— start of Material provided —
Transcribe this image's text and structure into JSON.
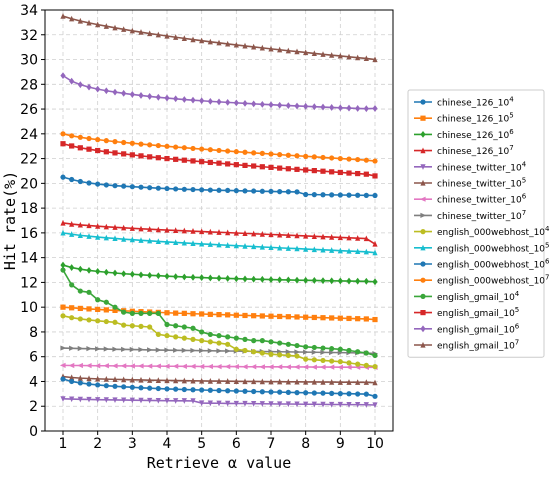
{
  "chart_data": {
    "type": "line",
    "xlabel": "Retrieve α value",
    "ylabel": "Hit rate(%)",
    "xlim": [
      1,
      10
    ],
    "ylim": [
      0,
      34
    ],
    "xticks": [
      "1",
      "2",
      "3",
      "4",
      "5",
      "6",
      "7",
      "8",
      "9",
      "10"
    ],
    "yticks": [
      "0",
      "2",
      "4",
      "6",
      "8",
      "10",
      "12",
      "14",
      "16",
      "18",
      "20",
      "22",
      "24",
      "26",
      "28",
      "30",
      "32",
      "34"
    ],
    "x": [
      1.0,
      1.25,
      1.5,
      1.75,
      2.0,
      2.25,
      2.5,
      2.75,
      3.0,
      3.25,
      3.5,
      3.75,
      4.0,
      4.25,
      4.5,
      4.75,
      5.0,
      5.25,
      5.5,
      5.75,
      6.0,
      6.25,
      6.5,
      6.75,
      7.0,
      7.25,
      7.5,
      7.75,
      8.0,
      8.25,
      8.5,
      8.75,
      9.0,
      9.25,
      9.5,
      9.75,
      10.0
    ],
    "grid": true,
    "grid_style": "dashed",
    "legend_position": "right",
    "series": [
      {
        "name": "chinese_126_10",
        "exp": "4",
        "color": "#1f77b4",
        "marker": "circle",
        "values": [
          20.5,
          20.31,
          20.15,
          20.03,
          19.94,
          19.87,
          19.81,
          19.77,
          19.73,
          19.69,
          19.65,
          19.61,
          19.58,
          19.55,
          19.52,
          19.5,
          19.48,
          19.46,
          19.44,
          19.43,
          19.41,
          19.39,
          19.38,
          19.36,
          19.35,
          19.33,
          19.32,
          19.31,
          19.1,
          19.09,
          19.08,
          19.07,
          19.06,
          19.05,
          19.04,
          19.03,
          19.02
        ]
      },
      {
        "name": "chinese_126_10",
        "exp": "5",
        "color": "#ff7f0e",
        "marker": "square",
        "values": [
          10.0,
          9.95,
          9.9,
          9.86,
          9.82,
          9.78,
          9.74,
          9.71,
          9.67,
          9.64,
          9.61,
          9.58,
          9.55,
          9.52,
          9.5,
          9.47,
          9.45,
          9.42,
          9.4,
          9.38,
          9.35,
          9.33,
          9.31,
          9.29,
          9.27,
          9.25,
          9.23,
          9.21,
          9.19,
          9.17,
          9.15,
          9.13,
          9.11,
          9.09,
          9.07,
          9.05,
          9.0
        ]
      },
      {
        "name": "chinese_126_10",
        "exp": "6",
        "color": "#2ca02c",
        "marker": "diamond",
        "values": [
          13.4,
          13.2,
          13.07,
          12.97,
          12.89,
          12.82,
          12.76,
          12.7,
          12.66,
          12.61,
          12.57,
          12.54,
          12.5,
          12.47,
          12.44,
          12.41,
          12.39,
          12.36,
          12.34,
          12.32,
          12.3,
          12.28,
          12.26,
          12.25,
          12.23,
          12.21,
          12.2,
          12.18,
          12.17,
          12.16,
          12.14,
          12.13,
          12.12,
          12.11,
          12.1,
          12.09,
          12.05
        ]
      },
      {
        "name": "chinese_126_10",
        "exp": "7",
        "color": "#d62728",
        "marker": "triangle",
        "values": [
          16.8,
          16.71,
          16.64,
          16.59,
          16.54,
          16.49,
          16.45,
          16.41,
          16.37,
          16.33,
          16.3,
          16.26,
          16.23,
          16.2,
          16.17,
          16.14,
          16.11,
          16.08,
          16.05,
          16.02,
          15.99,
          15.96,
          15.93,
          15.9,
          15.87,
          15.84,
          15.81,
          15.78,
          15.75,
          15.72,
          15.69,
          15.66,
          15.63,
          15.6,
          15.57,
          15.54,
          15.1
        ]
      },
      {
        "name": "chinese_twitter_10",
        "exp": "4",
        "color": "#9467bd",
        "marker": "triangle-down",
        "values": [
          2.6,
          2.58,
          2.56,
          2.55,
          2.53,
          2.52,
          2.51,
          2.5,
          2.49,
          2.48,
          2.47,
          2.46,
          2.45,
          2.44,
          2.44,
          2.43,
          2.26,
          2.25,
          2.24,
          2.23,
          2.22,
          2.22,
          2.21,
          2.2,
          2.19,
          2.18,
          2.18,
          2.17,
          2.16,
          2.16,
          2.15,
          2.14,
          2.14,
          2.13,
          2.13,
          2.12,
          2.1
        ]
      },
      {
        "name": "chinese_twitter_10",
        "exp": "5",
        "color": "#8c564b",
        "marker": "triangle-up",
        "values": [
          4.4,
          4.32,
          4.27,
          4.24,
          4.21,
          4.19,
          4.17,
          4.15,
          4.13,
          4.12,
          4.1,
          4.09,
          4.08,
          4.07,
          4.06,
          4.05,
          4.04,
          4.03,
          4.03,
          4.02,
          4.01,
          4.0,
          4.0,
          3.99,
          3.98,
          3.98,
          3.97,
          3.97,
          3.96,
          3.96,
          3.95,
          3.95,
          3.94,
          3.94,
          3.93,
          3.93,
          3.9
        ]
      },
      {
        "name": "chinese_twitter_10",
        "exp": "6",
        "color": "#e377c2",
        "marker": "triangle-left",
        "values": [
          5.3,
          5.29,
          5.29,
          5.28,
          5.27,
          5.27,
          5.26,
          5.26,
          5.25,
          5.25,
          5.24,
          5.24,
          5.23,
          5.23,
          5.22,
          5.22,
          5.21,
          5.21,
          5.2,
          5.2,
          5.2,
          5.19,
          5.19,
          5.18,
          5.18,
          5.18,
          5.17,
          5.17,
          5.17,
          5.16,
          5.16,
          5.16,
          5.15,
          5.15,
          5.15,
          5.14,
          5.14
        ]
      },
      {
        "name": "chinese_twitter_10",
        "exp": "7",
        "color": "#7f7f7f",
        "marker": "triangle-right",
        "values": [
          6.7,
          6.68,
          6.66,
          6.65,
          6.63,
          6.62,
          6.6,
          6.59,
          6.58,
          6.57,
          6.55,
          6.54,
          6.53,
          6.52,
          6.51,
          6.5,
          6.49,
          6.48,
          6.47,
          6.46,
          6.45,
          6.44,
          6.43,
          6.42,
          6.41,
          6.4,
          6.39,
          6.38,
          6.37,
          6.36,
          6.35,
          6.34,
          6.33,
          6.32,
          6.31,
          6.3,
          6.25
        ]
      },
      {
        "name": "english_000webhost_10",
        "exp": "4",
        "color": "#bcbd22",
        "marker": "circle",
        "values": [
          9.3,
          9.15,
          9.05,
          8.97,
          8.9,
          8.84,
          8.78,
          8.55,
          8.5,
          8.45,
          8.4,
          7.8,
          7.7,
          7.6,
          7.5,
          7.4,
          7.3,
          7.2,
          7.1,
          7.0,
          6.6,
          6.5,
          6.4,
          6.3,
          6.2,
          6.15,
          6.1,
          6.05,
          5.8,
          5.75,
          5.7,
          5.65,
          5.6,
          5.5,
          5.4,
          5.3,
          5.2
        ]
      },
      {
        "name": "english_000webhost_10",
        "exp": "5",
        "color": "#17becf",
        "marker": "triangle",
        "values": [
          16.0,
          15.89,
          15.8,
          15.73,
          15.66,
          15.6,
          15.55,
          15.49,
          15.45,
          15.4,
          15.36,
          15.31,
          15.27,
          15.23,
          15.19,
          15.15,
          15.11,
          15.08,
          15.04,
          15.0,
          14.97,
          14.93,
          14.9,
          14.86,
          14.83,
          14.79,
          14.76,
          14.73,
          14.69,
          14.66,
          14.63,
          14.6,
          14.56,
          14.53,
          14.5,
          14.47,
          14.4
        ]
      },
      {
        "name": "english_000webhost_10",
        "exp": "6",
        "color": "#1f77b4",
        "marker": "circle",
        "values": [
          4.2,
          4.0,
          3.88,
          3.79,
          3.72,
          3.66,
          3.61,
          3.57,
          3.53,
          3.49,
          3.46,
          3.43,
          3.4,
          3.38,
          3.35,
          3.33,
          3.31,
          3.29,
          3.27,
          3.25,
          3.23,
          3.21,
          3.19,
          3.17,
          3.15,
          3.14,
          3.12,
          3.1,
          3.09,
          3.07,
          3.06,
          3.04,
          3.02,
          3.01,
          2.99,
          2.98,
          2.8
        ]
      },
      {
        "name": "english_000webhost_10",
        "exp": "7",
        "color": "#ff7f0e",
        "marker": "circle",
        "values": [
          24.0,
          23.84,
          23.72,
          23.62,
          23.53,
          23.45,
          23.37,
          23.3,
          23.24,
          23.17,
          23.11,
          23.05,
          22.99,
          22.93,
          22.88,
          22.82,
          22.77,
          22.72,
          22.66,
          22.61,
          22.56,
          22.51,
          22.46,
          22.42,
          22.37,
          22.32,
          22.27,
          22.23,
          22.18,
          22.14,
          22.09,
          22.05,
          22.0,
          21.96,
          21.92,
          21.87,
          21.8
        ]
      },
      {
        "name": "english_gmail_10",
        "exp": "4",
        "color": "#3aa63a",
        "marker": "circle",
        "values": [
          13.0,
          11.8,
          11.3,
          11.2,
          10.6,
          10.4,
          10.0,
          9.6,
          9.5,
          9.5,
          9.5,
          9.5,
          8.6,
          8.5,
          8.4,
          8.3,
          8.0,
          7.8,
          7.7,
          7.6,
          7.5,
          7.4,
          7.3,
          7.3,
          7.2,
          7.1,
          7.0,
          6.9,
          6.8,
          6.75,
          6.7,
          6.65,
          6.6,
          6.5,
          6.4,
          6.3,
          6.1
        ]
      },
      {
        "name": "english_gmail_10",
        "exp": "5",
        "color": "#d62728",
        "marker": "square",
        "values": [
          23.2,
          23.02,
          22.87,
          22.76,
          22.65,
          22.55,
          22.46,
          22.38,
          22.3,
          22.22,
          22.14,
          22.07,
          22.0,
          21.94,
          21.87,
          21.81,
          21.75,
          21.69,
          21.63,
          21.57,
          21.51,
          21.45,
          21.4,
          21.34,
          21.29,
          21.23,
          21.18,
          21.13,
          21.08,
          21.03,
          20.98,
          20.93,
          20.88,
          20.83,
          20.79,
          20.74,
          20.6
        ]
      },
      {
        "name": "english_gmail_10",
        "exp": "6",
        "color": "#9467bd",
        "marker": "diamond",
        "values": [
          28.7,
          28.25,
          27.97,
          27.77,
          27.61,
          27.48,
          27.37,
          27.27,
          27.18,
          27.1,
          27.02,
          26.95,
          26.89,
          26.83,
          26.77,
          26.72,
          26.67,
          26.62,
          26.58,
          26.54,
          26.5,
          26.46,
          26.42,
          26.38,
          26.35,
          26.31,
          26.28,
          26.25,
          26.22,
          26.19,
          26.16,
          26.13,
          26.1,
          26.08,
          26.05,
          26.03,
          26.05
        ]
      },
      {
        "name": "english_gmail_10",
        "exp": "7",
        "color": "#8c564b",
        "marker": "triangle",
        "values": [
          33.5,
          33.29,
          33.11,
          32.96,
          32.82,
          32.69,
          32.56,
          32.44,
          32.32,
          32.21,
          32.1,
          32.0,
          31.9,
          31.8,
          31.71,
          31.61,
          31.52,
          31.43,
          31.35,
          31.26,
          31.18,
          31.1,
          31.02,
          30.94,
          30.86,
          30.79,
          30.71,
          30.64,
          30.57,
          30.49,
          30.42,
          30.35,
          30.29,
          30.22,
          30.15,
          30.09,
          30.0
        ]
      }
    ]
  }
}
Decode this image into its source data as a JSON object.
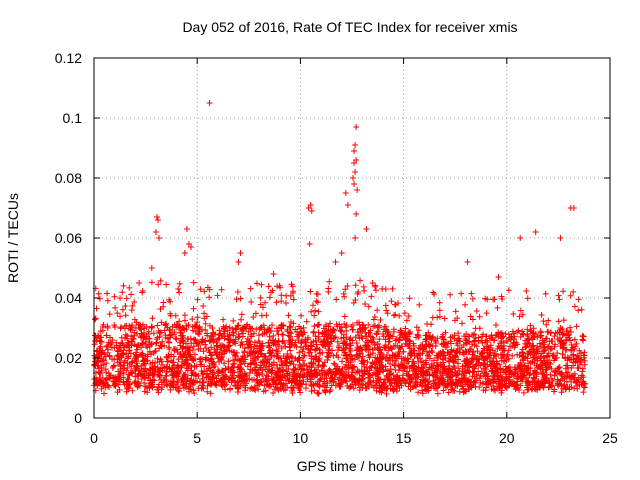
— end of Material provided —
▶ [Written instruction] Only lines that contain the word "JSON" are wanted; copy each of them.

▶ [The reply]
Transcribe this image's text and structure into JSON.
Decode this image into its source data as a JSON object.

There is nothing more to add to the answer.